▶ **To do**
State the number of lines, and only that number, in which the word "уксусной" appears.

[Source records]
:::

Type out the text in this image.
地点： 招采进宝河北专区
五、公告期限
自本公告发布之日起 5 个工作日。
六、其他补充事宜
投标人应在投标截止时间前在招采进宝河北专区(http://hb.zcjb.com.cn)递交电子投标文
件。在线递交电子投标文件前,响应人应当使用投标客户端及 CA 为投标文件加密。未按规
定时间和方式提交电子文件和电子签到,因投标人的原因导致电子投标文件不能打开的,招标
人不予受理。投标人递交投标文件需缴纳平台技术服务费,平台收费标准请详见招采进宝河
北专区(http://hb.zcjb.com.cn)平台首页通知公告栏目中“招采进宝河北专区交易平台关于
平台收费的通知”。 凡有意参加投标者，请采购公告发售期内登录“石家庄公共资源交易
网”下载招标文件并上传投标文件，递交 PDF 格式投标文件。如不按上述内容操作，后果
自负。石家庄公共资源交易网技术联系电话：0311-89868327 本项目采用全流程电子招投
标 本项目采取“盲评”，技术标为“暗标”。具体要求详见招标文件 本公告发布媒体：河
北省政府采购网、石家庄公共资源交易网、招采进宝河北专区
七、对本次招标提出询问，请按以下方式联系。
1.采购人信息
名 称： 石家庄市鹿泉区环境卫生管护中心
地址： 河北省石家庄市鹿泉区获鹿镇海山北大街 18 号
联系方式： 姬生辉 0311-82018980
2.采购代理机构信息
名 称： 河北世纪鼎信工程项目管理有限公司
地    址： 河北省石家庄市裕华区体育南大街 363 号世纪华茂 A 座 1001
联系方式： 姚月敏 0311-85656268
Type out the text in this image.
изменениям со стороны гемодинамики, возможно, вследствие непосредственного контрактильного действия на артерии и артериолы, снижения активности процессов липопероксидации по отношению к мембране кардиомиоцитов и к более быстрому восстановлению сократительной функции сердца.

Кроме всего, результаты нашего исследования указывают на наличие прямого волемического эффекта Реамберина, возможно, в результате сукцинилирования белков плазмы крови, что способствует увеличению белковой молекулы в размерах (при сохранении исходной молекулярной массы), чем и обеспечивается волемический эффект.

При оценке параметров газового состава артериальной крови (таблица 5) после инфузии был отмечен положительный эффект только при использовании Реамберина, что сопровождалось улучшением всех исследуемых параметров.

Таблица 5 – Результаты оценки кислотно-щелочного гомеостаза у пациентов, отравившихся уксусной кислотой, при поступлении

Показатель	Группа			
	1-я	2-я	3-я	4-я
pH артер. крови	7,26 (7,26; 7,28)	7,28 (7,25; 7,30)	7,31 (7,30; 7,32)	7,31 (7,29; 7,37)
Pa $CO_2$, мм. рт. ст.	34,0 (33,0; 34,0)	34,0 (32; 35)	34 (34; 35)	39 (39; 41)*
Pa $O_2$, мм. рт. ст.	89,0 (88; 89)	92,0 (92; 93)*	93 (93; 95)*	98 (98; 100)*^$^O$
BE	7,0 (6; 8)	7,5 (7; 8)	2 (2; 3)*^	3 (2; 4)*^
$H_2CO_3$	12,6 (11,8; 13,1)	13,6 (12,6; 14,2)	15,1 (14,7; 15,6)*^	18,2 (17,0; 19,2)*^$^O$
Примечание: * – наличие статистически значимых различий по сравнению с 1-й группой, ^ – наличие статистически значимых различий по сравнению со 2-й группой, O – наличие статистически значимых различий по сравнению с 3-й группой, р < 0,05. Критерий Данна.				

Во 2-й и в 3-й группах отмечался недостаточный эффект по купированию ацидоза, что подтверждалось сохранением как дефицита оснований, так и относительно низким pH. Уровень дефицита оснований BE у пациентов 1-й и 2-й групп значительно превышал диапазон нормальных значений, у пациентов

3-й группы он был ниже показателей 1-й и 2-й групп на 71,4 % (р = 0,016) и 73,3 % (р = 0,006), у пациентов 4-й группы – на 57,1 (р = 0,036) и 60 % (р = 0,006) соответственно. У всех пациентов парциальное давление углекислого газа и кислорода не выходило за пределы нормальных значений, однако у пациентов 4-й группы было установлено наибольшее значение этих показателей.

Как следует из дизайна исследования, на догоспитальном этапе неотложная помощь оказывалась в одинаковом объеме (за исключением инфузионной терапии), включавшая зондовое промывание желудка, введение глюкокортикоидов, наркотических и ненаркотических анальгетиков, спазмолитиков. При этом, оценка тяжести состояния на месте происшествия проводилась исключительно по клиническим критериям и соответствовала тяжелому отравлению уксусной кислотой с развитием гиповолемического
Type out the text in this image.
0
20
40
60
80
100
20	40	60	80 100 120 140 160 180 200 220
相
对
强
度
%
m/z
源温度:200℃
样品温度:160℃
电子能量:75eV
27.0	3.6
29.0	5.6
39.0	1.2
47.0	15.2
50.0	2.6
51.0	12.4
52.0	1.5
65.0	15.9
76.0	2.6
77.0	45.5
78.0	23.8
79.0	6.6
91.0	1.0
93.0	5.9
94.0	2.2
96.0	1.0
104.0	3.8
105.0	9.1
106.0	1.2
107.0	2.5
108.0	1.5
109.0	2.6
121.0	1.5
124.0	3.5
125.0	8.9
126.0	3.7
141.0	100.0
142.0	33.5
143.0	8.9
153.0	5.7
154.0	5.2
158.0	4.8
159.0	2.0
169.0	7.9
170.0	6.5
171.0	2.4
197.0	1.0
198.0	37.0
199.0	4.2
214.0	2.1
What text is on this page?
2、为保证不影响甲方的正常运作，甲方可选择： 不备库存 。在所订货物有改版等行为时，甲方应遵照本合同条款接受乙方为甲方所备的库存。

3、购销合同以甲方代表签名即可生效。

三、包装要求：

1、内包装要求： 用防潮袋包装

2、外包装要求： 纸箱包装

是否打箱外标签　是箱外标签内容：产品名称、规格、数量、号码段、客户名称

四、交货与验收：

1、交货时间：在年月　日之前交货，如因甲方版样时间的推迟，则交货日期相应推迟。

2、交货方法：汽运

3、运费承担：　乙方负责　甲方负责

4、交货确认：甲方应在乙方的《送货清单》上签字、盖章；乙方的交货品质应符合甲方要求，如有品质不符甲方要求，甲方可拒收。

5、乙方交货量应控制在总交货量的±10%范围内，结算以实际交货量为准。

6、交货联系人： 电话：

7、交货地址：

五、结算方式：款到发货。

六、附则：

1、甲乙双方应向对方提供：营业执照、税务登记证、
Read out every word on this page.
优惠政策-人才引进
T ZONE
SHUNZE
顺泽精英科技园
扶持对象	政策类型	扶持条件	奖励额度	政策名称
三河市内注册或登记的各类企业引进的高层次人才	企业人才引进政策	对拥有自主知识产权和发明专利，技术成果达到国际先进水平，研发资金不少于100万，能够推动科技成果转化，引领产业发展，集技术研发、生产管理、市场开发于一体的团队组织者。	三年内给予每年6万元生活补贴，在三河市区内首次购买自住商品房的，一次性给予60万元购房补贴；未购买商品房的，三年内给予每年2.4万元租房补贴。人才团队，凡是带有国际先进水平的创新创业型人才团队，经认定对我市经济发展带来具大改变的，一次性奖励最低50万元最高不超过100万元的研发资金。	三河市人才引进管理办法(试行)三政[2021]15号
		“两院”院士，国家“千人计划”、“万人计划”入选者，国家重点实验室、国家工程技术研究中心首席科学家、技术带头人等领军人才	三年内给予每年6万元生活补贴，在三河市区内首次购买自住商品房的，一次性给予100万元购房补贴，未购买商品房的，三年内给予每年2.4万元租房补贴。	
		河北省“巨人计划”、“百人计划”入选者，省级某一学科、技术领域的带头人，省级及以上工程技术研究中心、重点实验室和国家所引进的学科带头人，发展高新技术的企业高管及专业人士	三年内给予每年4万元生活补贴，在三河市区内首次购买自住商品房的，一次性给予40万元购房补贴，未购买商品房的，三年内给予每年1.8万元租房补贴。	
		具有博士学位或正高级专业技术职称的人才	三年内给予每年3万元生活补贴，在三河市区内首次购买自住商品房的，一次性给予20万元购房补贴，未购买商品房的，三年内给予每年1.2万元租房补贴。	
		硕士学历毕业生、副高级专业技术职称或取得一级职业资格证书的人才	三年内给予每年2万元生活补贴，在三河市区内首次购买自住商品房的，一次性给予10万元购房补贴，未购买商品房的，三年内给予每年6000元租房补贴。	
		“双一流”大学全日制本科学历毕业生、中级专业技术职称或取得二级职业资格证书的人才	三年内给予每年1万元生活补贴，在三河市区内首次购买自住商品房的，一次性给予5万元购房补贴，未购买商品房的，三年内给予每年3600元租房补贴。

:::

▶ **Response below**
2